"""
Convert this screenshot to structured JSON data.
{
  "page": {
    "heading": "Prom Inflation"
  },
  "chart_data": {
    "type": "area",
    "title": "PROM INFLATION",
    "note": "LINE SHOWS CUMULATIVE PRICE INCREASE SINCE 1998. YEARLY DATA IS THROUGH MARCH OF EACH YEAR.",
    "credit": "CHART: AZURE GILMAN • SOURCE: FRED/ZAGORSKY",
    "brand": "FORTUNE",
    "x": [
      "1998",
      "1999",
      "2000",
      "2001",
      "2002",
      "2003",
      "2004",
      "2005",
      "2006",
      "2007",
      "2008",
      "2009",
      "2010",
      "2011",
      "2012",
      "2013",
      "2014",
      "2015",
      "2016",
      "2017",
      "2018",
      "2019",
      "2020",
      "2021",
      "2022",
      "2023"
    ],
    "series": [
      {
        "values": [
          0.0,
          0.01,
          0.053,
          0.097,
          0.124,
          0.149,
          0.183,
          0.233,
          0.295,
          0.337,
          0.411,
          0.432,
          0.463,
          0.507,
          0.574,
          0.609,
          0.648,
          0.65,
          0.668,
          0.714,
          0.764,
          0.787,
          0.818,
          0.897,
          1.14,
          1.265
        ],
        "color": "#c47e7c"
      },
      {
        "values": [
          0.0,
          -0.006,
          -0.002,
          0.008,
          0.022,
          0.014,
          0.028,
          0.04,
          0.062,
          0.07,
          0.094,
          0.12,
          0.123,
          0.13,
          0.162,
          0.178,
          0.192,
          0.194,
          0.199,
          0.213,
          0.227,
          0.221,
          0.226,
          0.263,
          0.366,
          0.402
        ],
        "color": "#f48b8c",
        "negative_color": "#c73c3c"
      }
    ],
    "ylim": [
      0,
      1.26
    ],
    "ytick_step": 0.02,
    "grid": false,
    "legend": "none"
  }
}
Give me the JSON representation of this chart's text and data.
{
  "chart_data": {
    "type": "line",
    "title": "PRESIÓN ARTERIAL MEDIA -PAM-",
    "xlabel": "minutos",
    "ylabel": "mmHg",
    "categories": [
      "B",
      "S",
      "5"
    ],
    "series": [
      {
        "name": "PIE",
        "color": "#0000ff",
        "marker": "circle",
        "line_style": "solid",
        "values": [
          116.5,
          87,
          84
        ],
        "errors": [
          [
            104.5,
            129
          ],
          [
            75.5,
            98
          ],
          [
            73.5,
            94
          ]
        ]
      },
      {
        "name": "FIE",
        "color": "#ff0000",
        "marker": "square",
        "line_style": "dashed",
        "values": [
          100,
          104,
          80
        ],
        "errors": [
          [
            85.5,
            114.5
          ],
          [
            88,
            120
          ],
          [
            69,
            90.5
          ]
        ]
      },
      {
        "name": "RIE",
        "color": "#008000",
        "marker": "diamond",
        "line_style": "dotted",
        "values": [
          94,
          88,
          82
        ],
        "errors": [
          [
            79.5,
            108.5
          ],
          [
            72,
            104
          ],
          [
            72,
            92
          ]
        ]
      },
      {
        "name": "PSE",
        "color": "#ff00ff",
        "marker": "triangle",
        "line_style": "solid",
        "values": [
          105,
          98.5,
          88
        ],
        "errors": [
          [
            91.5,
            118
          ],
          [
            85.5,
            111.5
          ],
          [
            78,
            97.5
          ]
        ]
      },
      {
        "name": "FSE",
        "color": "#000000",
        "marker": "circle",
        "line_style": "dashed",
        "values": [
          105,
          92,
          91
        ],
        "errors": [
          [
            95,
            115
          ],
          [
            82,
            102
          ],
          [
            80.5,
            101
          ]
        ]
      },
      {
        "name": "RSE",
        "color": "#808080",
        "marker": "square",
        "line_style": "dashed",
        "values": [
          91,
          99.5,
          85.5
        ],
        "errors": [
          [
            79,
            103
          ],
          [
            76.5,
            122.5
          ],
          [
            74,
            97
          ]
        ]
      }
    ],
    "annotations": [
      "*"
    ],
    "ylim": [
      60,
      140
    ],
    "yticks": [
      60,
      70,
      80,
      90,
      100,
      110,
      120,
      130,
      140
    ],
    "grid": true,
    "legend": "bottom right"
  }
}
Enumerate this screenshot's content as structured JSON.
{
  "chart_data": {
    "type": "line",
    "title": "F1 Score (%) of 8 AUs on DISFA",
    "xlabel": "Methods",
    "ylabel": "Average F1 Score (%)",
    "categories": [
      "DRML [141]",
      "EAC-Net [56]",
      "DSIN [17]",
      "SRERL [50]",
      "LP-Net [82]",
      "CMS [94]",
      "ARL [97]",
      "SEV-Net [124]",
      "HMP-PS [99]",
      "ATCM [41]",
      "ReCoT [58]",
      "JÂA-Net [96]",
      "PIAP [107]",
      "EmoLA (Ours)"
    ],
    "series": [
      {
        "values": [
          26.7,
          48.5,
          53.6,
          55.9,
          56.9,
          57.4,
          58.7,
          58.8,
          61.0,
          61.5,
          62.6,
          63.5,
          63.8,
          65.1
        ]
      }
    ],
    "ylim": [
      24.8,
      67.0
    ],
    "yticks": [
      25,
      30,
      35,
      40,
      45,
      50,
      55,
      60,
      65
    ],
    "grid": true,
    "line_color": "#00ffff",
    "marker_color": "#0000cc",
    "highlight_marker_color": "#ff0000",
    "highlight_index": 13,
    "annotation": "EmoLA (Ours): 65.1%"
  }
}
"""
Written exercise :: Reproduce each record exactly, leaving nothing out.

Correct result ::
Convert this screenshot to structured JSON data.
{
  "page": {
    "heading": "Prom Inflation"
  },
  "chart_data": {
    "type": "area",
    "title": "PROM INFLATION",
    "note": "LINE SHOWS CUMULATIVE PRICE INCREASE SINCE 1998. YEARLY DATA IS THROUGH MARCH OF EACH YEAR.",
    "credit": "CHART: AZURE GILMAN • SOURCE: FRED/ZAGORSKY",
    "brand": "FORTUNE",
    "x": [
      "1998",
      "1999",
      "2000",
      "2001",
      "2002",
      "2003",
      "2004",
      "2005",
      "2006",
      "2007",
      "2008",
      "2009",
      "2010",
      "2011",
      "2012",
      "2013",
      "2014",
      "2015",
      "2016",
      "2017",
      "2018",
      "2019",
      "2020",
      "2021",
      "2022",
      "2023"
    ],
    "series": [
      {
        "values": [
          0.0,
          0.01,
          0.053,
          0.097,
          0.124,
          0.149,
          0.183,
          0.233,
          0.295,
          0.337,
          0.411,
          0.432,
          0.463,
          0.507,
          0.574,
          0.609,
          0.648,
          0.65,
          0.668,
          0.714,
          0.764,
          0.787,
          0.818,
          0.897,
          1.14,
          1.265
        ],
        "color": "#c47e7c"
      },
      {
        "values": [
          0.0,
          -0.006,
          -0.002,
          0.008,
          0.022,
          0.014,
          0.028,
          0.04,
          0.062,
          0.07,
          0.094,
          0.12,
          0.123,
          0.13,
          0.162,
          0.178,
          0.192,
          0.194,
          0.199,
          0.213,
          0.227,
          0.221,
          0.226,
          0.263,
          0.366,
          0.402
        ],
        "color": "#f48b8c",
        "negative_color": "#c73c3c"
      }
    ],
    "ylim": [
      0,
      1.26
    ],
    "ytick_step": 0.02,
    "grid": false,
    "legend": "none"
  }
}
Give me the JSON representation of this chart's text and data.
{
  "chart_data": {
    "type": "line",
    "title": "PRESIÓN ARTERIAL MEDIA -PAM-",
    "xlabel": "minutos",
    "ylabel": "mmHg",
    "categories": [
      "B",
      "S",
      "5"
    ],
    "series": [
      {
        "name": "PIE",
        "color": "#0000ff",
        "marker": "circle",
        "line_style": "solid",
        "values": [
          116.5,
          87,
          84
        ],
        "errors": [
          [
            104.5,
            129
          ],
          [
            75.5,
            98
          ],
          [
            73.5,
            94
          ]
        ]
      },
      {
        "name": "FIE",
        "color": "#ff0000",
        "marker": "square",
        "line_style": "dashed",
        "values": [
          100,
          104,
          80
        ],
        "errors": [
          [
            85.5,
            114.5
          ],
          [
            88,
            120
          ],
          [
            69,
            90.5
          ]
        ]
      },
      {
        "name": "RIE",
        "color": "#008000",
        "marker": "diamond",
        "line_style": "dotted",
        "values": [
          94,
          88,
          82
        ],
        "errors": [
          [
            79.5,
            108.5
          ],
          [
            72,
            104
          ],
          [
            72,
            92
          ]
        ]
      },
      {
        "name": "PSE",
        "color": "#ff00ff",
        "marker": "triangle",
        "line_style": "solid",
        "values": [
          105,
          98.5,
          88
        ],
        "errors": [
          [
            91.5,
            118
          ],
          [
            85.5,
            111.5
          ],
          [
            78,
            97.5
          ]
        ]
      },
      {
        "name": "FSE",
        "color": "#000000",
        "marker": "circle",
        "line_style": "dashed",
        "values": [
          105,
          92,
          91
        ],
        "errors": [
          [
            95,
            115
          ],
          [
            82,
            102
          ],
          [
            80.5,
            101
          ]
        ]
      },
      {
        "name": "RSE",
        "color": "#808080",
        "marker": "square",
        "line_style": "dashed",
        "values": [
          91,
          99.5,
          85.5
        ],
        "errors": [
          [
            79,
            103
          ],
          [
            76.5,
            122.5
          ],
          [
            74,
            97
          ]
        ]
      }
    ],
    "annotations": [
      "*"
    ],
    "ylim": [
      60,
      140
    ],
    "yticks": [
      60,
      70,
      80,
      90,
      100,
      110,
      120,
      130,
      140
    ],
    "grid": true,
    "legend": "bottom right"
  }
}
Enumerate this screenshot's content as structured JSON.
{
  "chart_data": {
    "type": "line",
    "title": "F1 Score (%) of 8 AUs on DISFA",
    "xlabel": "Methods",
    "ylabel": "Average F1 Score (%)",
    "categories": [
      "DRML [141]",
      "EAC-Net [56]",
      "DSIN [17]",
      "SRERL [50]",
      "LP-Net [82]",
      "CMS [94]",
      "ARL [97]",
      "SEV-Net [124]",
      "HMP-PS [99]",
      "ATCM [41]",
      "ReCoT [58]",
      "JÂA-Net [96]",
      "PIAP [107]",
      "EmoLA (Ours)"
    ],
    "series": [
      {
        "values": [
          26.7,
          48.5,
          53.6,
          55.9,
          56.9,
          57.4,
          58.7,
          58.8,
          61.0,
          61.5,
          62.6,
          63.5,
          63.8,
          65.1
        ]
      }
    ],
    "ylim": [
      24.8,
      67.0
    ],
    "yticks": [
      25,
      30,
      35,
      40,
      45,
      50,
      55,
      60,
      65
    ],
    "grid": true,
    "line_color": "#00ffff",
    "marker_color": "#0000cc",
    "highlight_marker_color": "#ff0000",
    "highlight_index": 13,
    "annotation": "EmoLA (Ours): 65.1%"
  }
}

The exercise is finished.